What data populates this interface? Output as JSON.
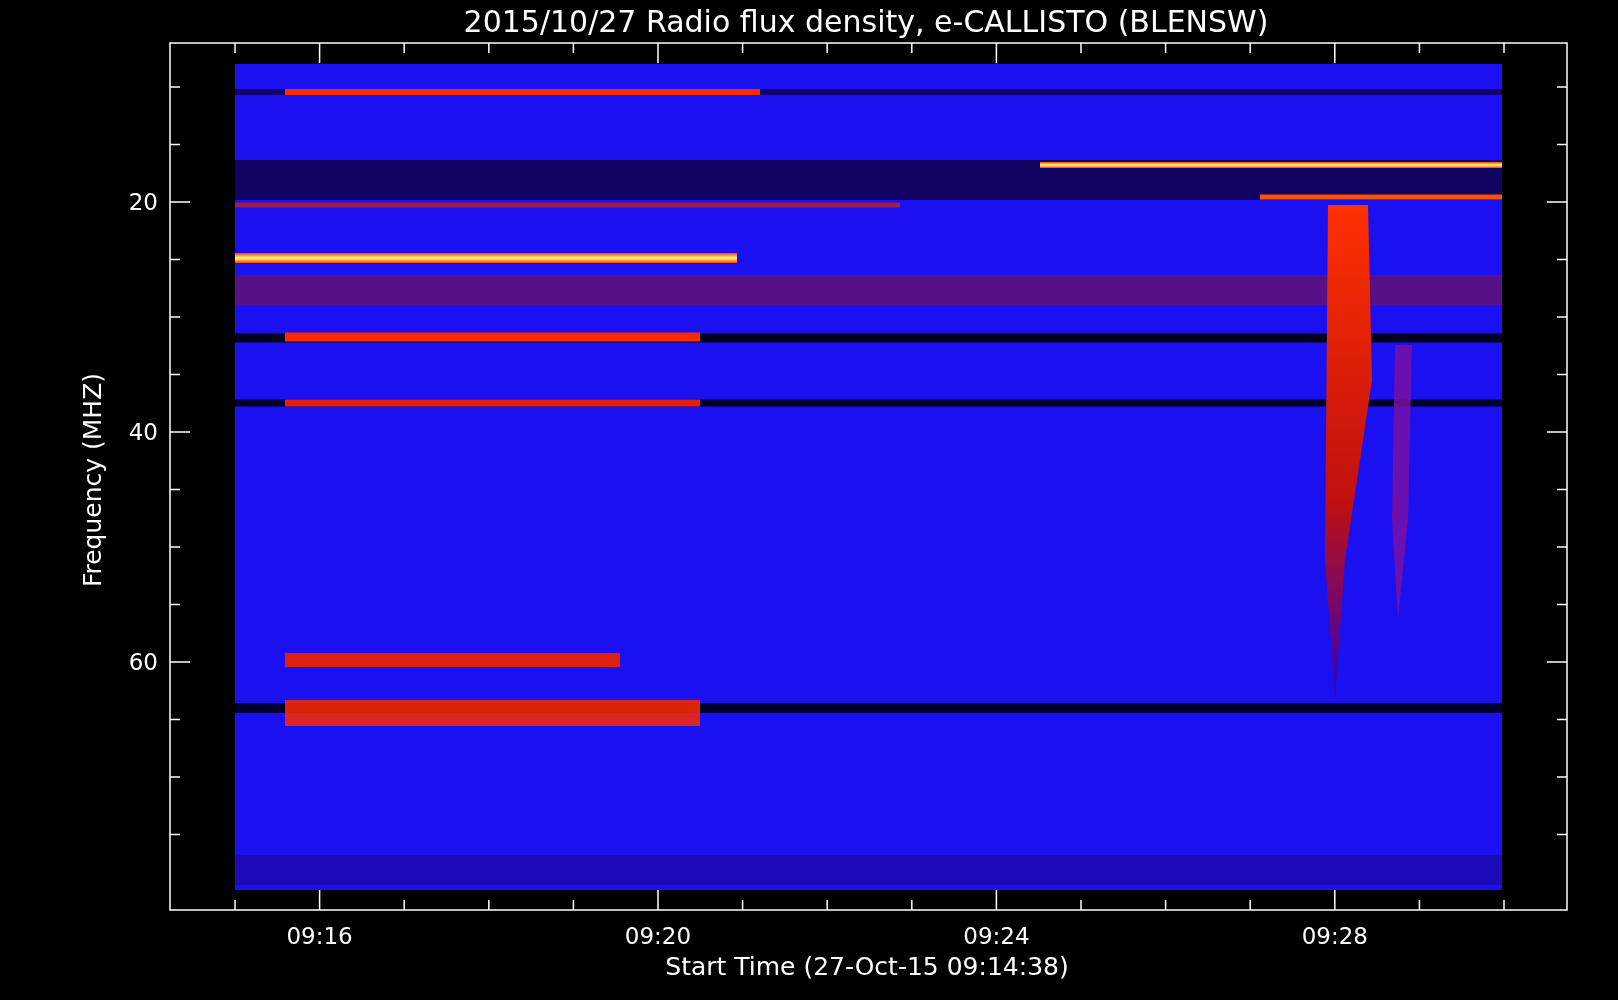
{
  "title": "2015/10/27  Radio flux density, e-CALLISTO (BLENSW)",
  "y_axis": {
    "label": "Frequency (MHZ)",
    "ticks": [
      "20",
      "40",
      "60"
    ]
  },
  "x_axis": {
    "label": "Start Time (27-Oct-15 09:14:38)",
    "ticks": [
      "09:16",
      "09:20",
      "09:24",
      "09:28"
    ]
  }
}
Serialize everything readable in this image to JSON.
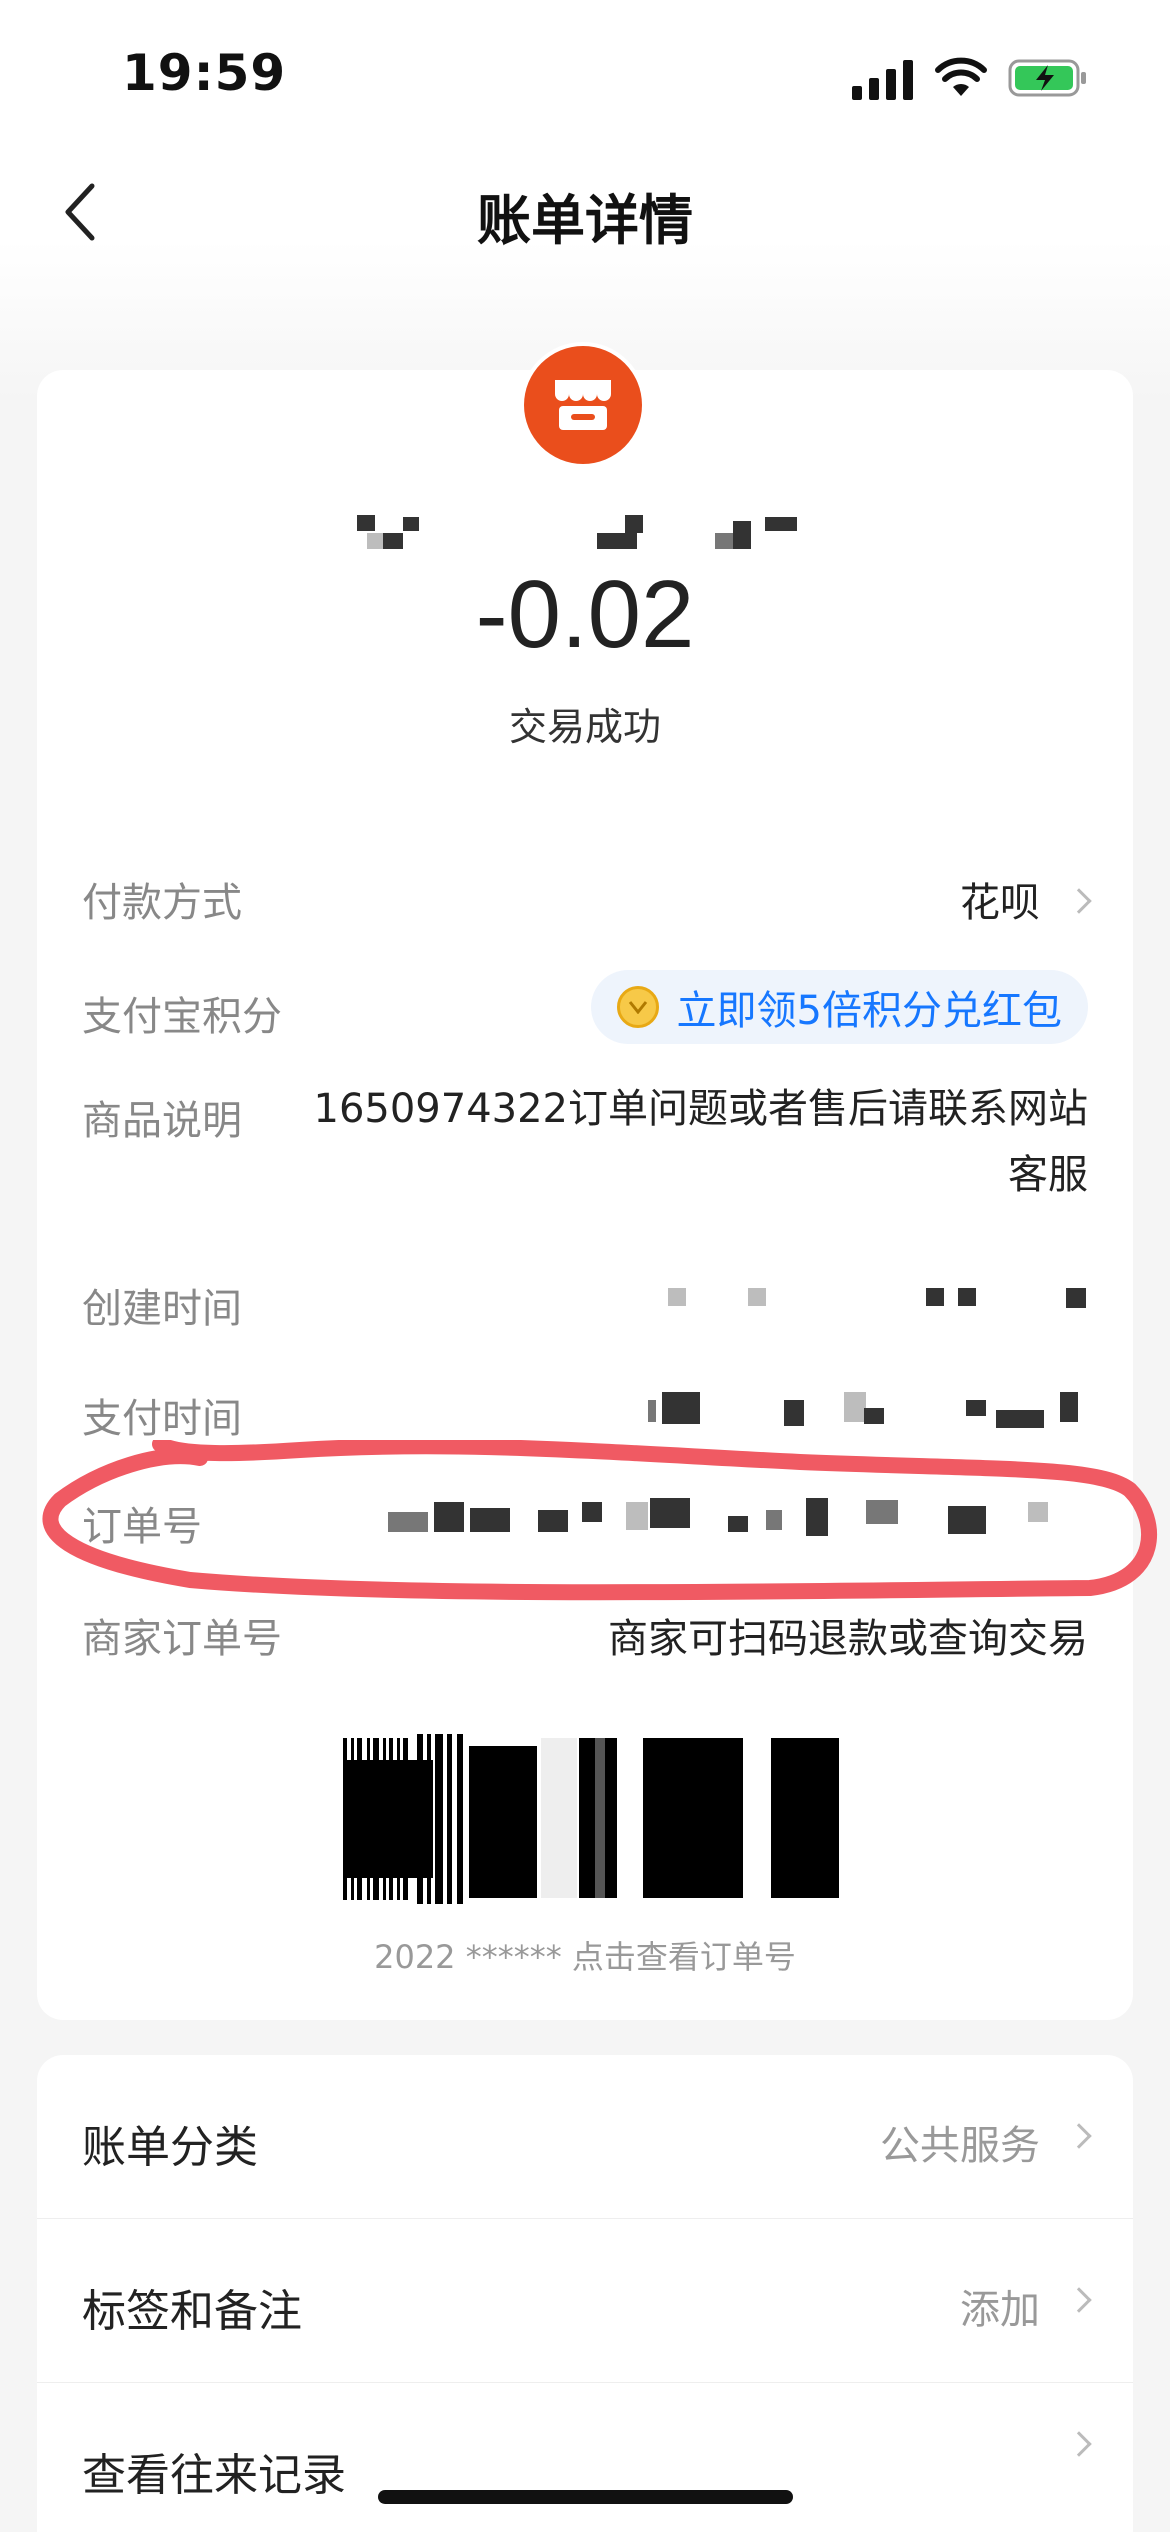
* * *
> [YOUR INSTRUCTIONS] Copy out the records above in full, exactly as written, but not the pictures.

> [TASK RESULT]
What data populates this interface? Output as JSON.
{
  "title": "2015/10/27  Radio flux density, e-CALLISTO (BLENSW)",
  "y_axis": {
    "label": "Frequency (MHZ)",
    "ticks": [
      "20",
      "40",
      "60"
    ]
  },
  "x_axis": {
    "label": "Start Time (27-Oct-15 09:14:38)",
    "ticks": [
      "09:16",
      "09:20",
      "09:24",
      "09:28"
    ]
  }
}
Serialize everything readable in this image to JSON.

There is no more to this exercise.